• [CHALLENGE]:
Copy out each line of the material below that holds the string "this".

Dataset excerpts
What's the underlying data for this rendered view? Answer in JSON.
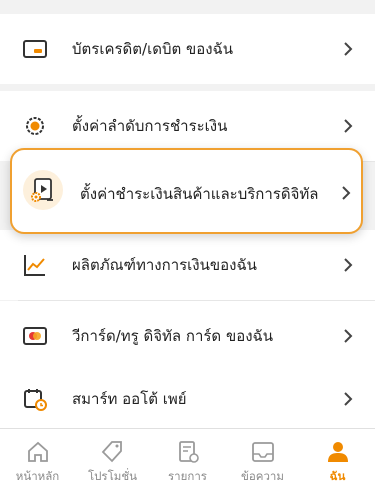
{
  "menu": {
    "cards": "บัตรเครดิต/เดบิต ของฉัน",
    "payment_settings": "ตั้งค่าลำดับการชำระเงิน",
    "digital_payment_settings": "ตั้งค่าชำระเงินสินค้าและบริการดิจิทัล",
    "finance_products": "ผลิตภัณฑ์ทางการเงินของฉัน",
    "true_card": "วีการ์ด/ทรู ดิจิทัล การ์ด ของฉัน",
    "smart_auto_pay": "สมาร์ท ออโต้ เพย์"
  },
  "tabs": {
    "home": "หน้าหลัก",
    "promotions": "โปรโมชั่น",
    "transactions": "รายการ",
    "messages": "ข้อความ",
    "me": "ฉัน"
  },
  "colors": {
    "accent": "#f08a00",
    "highlight_border": "#f0a030"
  }
}
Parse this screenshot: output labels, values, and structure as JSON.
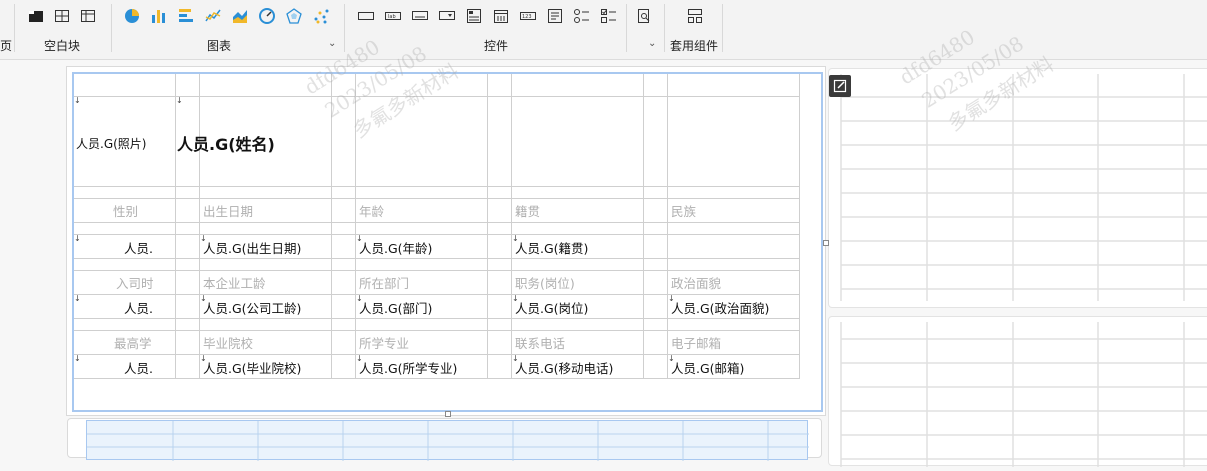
{
  "ribbon": {
    "group_blank_label": "空白块",
    "group_chart_label": "图表",
    "group_widget_label": "控件",
    "group_common_label": "套用组件",
    "group_left_partial": "页"
  },
  "report": {
    "photo_label": "人员.G(照片)",
    "name_value": "人员.G(姓名)",
    "row1_labels": [
      "性别",
      "出生日期",
      "年龄",
      "籍贯",
      "民族"
    ],
    "row1_values": [
      "人员.",
      "人员.G(出生日期)",
      "人员.G(年龄)",
      "人员.G(籍贯)",
      ""
    ],
    "row2_labels": [
      "入司时",
      "本企业工龄",
      "所在部门",
      "职务(岗位)",
      "政治面貌"
    ],
    "row2_values": [
      "人员.",
      "人员.G(公司工龄)",
      "人员.G(部门)",
      "人员.G(岗位)",
      "人员.G(政治面貌)"
    ],
    "row3_labels": [
      "最高学",
      "毕业院校",
      "所学专业",
      "联系电话",
      "电子邮箱"
    ],
    "row3_values": [
      "人员.",
      "人员.G(毕业院校)",
      "人员.G(所学专业)",
      "人员.G(移动电话)",
      "人员.G(邮箱)"
    ]
  },
  "watermark": {
    "line1": "dfd6480",
    "line2": "2023/05/08",
    "line3": "多氟多新材料"
  },
  "colors": {
    "selection_border": "#a8c8f0",
    "label_text": "#b0b0b0",
    "value_text": "#111111"
  }
}
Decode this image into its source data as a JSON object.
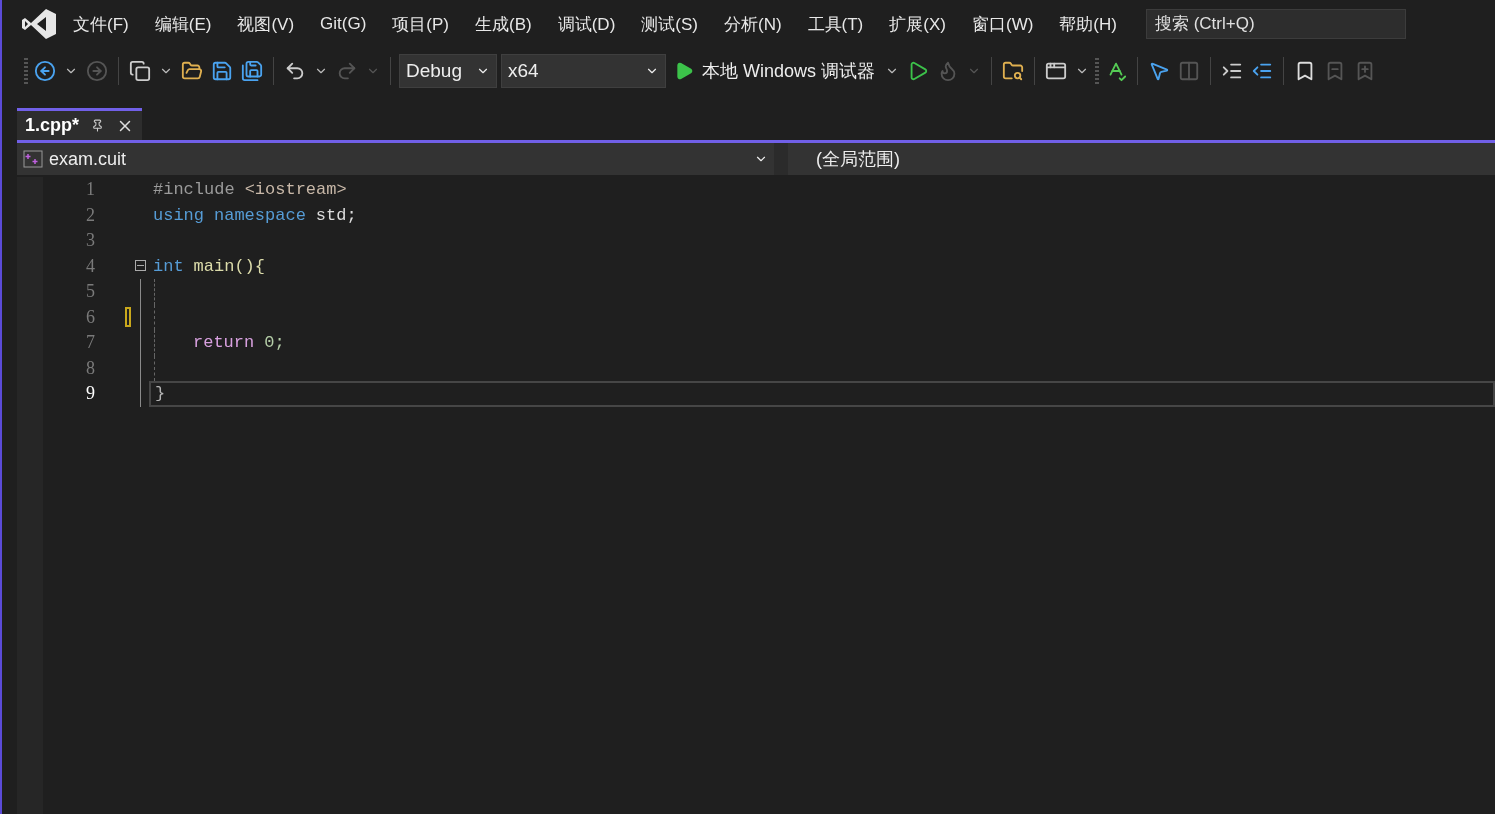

• [RESPONSE TO THE EXERCISE]:
What's the underlying data for this rendered view? Answer in JSON.
Parse this screenshot: output labels, values, and structure as JSON.
Decode this image into its source data as a JSON object.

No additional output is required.